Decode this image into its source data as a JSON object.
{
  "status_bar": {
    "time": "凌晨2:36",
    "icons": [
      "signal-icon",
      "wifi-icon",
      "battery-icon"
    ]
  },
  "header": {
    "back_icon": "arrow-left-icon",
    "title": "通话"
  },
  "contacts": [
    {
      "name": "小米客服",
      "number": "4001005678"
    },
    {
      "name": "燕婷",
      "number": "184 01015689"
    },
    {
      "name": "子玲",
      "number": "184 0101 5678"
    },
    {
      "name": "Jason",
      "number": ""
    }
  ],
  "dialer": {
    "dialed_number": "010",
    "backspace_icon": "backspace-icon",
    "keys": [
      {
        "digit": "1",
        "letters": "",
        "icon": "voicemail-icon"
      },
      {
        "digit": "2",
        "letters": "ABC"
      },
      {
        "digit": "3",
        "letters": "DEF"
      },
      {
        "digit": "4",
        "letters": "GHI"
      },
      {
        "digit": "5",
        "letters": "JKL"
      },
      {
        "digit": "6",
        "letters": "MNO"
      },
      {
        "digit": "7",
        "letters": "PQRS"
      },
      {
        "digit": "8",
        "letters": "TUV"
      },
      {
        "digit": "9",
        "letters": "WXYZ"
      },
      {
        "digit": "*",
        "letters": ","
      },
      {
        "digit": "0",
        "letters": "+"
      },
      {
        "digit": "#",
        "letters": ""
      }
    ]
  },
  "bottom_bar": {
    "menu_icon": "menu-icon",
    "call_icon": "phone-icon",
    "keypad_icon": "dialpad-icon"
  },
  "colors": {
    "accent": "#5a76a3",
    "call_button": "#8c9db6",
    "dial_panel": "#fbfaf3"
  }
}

■ DESCRIPTION OF THE TASK: Take the records above and return them exactly as written.

■ RESPONSE:
Decode this image into its source data as a JSON object.
{
  "status_bar": {
    "time": "凌晨2:36",
    "icons": [
      "signal-icon",
      "wifi-icon",
      "battery-icon"
    ]
  },
  "header": {
    "back_icon": "arrow-left-icon",
    "title": "通话"
  },
  "contacts": [
    {
      "name": "小米客服",
      "number": "4001005678"
    },
    {
      "name": "燕婷",
      "number": "184 01015689"
    },
    {
      "name": "子玲",
      "number": "184 0101 5678"
    },
    {
      "name": "Jason",
      "number": ""
    }
  ],
  "dialer": {
    "dialed_number": "010",
    "backspace_icon": "backspace-icon",
    "keys": [
      {
        "digit": "1",
        "letters": "",
        "icon": "voicemail-icon"
      },
      {
        "digit": "2",
        "letters": "ABC"
      },
      {
        "digit": "3",
        "letters": "DEF"
      },
      {
        "digit": "4",
        "letters": "GHI"
      },
      {
        "digit": "5",
        "letters": "JKL"
      },
      {
        "digit": "6",
        "letters": "MNO"
      },
      {
        "digit": "7",
        "letters": "PQRS"
      },
      {
        "digit": "8",
        "letters": "TUV"
      },
      {
        "digit": "9",
        "letters": "WXYZ"
      },
      {
        "digit": "*",
        "letters": ","
      },
      {
        "digit": "0",
        "letters": "+"
      },
      {
        "digit": "#",
        "letters": ""
      }
    ]
  },
  "bottom_bar": {
    "menu_icon": "menu-icon",
    "call_icon": "phone-icon",
    "keypad_icon": "dialpad-icon"
  },
  "colors": {
    "accent": "#5a76a3",
    "call_button": "#8c9db6",
    "dial_panel": "#fbfaf3"
  }
}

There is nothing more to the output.